-- Problem statement --
Every entry needs to be printed exactly, please.

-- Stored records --
──────────────────────────────
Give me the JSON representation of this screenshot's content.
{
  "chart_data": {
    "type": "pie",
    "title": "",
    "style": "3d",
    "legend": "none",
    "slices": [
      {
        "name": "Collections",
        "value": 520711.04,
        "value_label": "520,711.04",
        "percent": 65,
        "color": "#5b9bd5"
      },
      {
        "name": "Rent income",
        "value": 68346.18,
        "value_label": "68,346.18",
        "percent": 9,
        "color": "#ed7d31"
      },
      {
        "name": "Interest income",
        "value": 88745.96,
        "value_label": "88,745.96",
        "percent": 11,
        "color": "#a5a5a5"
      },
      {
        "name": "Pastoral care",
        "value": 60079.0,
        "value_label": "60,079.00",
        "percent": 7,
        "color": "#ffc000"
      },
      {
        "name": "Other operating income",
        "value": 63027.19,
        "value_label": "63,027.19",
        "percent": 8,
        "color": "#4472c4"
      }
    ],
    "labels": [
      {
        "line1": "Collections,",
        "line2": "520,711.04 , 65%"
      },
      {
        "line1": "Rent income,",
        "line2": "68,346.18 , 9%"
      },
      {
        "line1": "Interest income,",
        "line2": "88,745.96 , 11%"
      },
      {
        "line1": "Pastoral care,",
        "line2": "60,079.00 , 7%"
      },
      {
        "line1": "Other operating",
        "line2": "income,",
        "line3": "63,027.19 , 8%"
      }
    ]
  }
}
──────────────────────────────
-- Solved exercise --
Give me the JSON representation of this screenshot's content.
{
  "chart_data": {
    "type": "pie",
    "title": "",
    "style": "3d",
    "legend": "none",
    "slices": [
      {
        "name": "Collections",
        "value": 520711.04,
        "value_label": "520,711.04",
        "percent": 65,
        "color": "#5b9bd5"
      },
      {
        "name": "Rent income",
        "value": 68346.18,
        "value_label": "68,346.18",
        "percent": 9,
        "color": "#ed7d31"
      },
      {
        "name": "Interest income",
        "value": 88745.96,
        "value_label": "88,745.96",
        "percent": 11,
        "color": "#a5a5a5"
      },
      {
        "name": "Pastoral care",
        "value": 60079.0,
        "value_label": "60,079.00",
        "percent": 7,
        "color": "#ffc000"
      },
      {
        "name": "Other operating income",
        "value": 63027.19,
        "value_label": "63,027.19",
        "percent": 8,
        "color": "#4472c4"
      }
    ],
    "labels": [
      {
        "line1": "Collections,",
        "line2": "520,711.04 , 65%"
      },
      {
        "line1": "Rent income,",
        "line2": "68,346.18 , 9%"
      },
      {
        "line1": "Interest income,",
        "line2": "88,745.96 , 11%"
      },
      {
        "line1": "Pastoral care,",
        "line2": "60,079.00 , 7%"
      },
      {
        "line1": "Other operating",
        "line2": "income,",
        "line3": "63,027.19 , 8%"
      }
    ]
  }
}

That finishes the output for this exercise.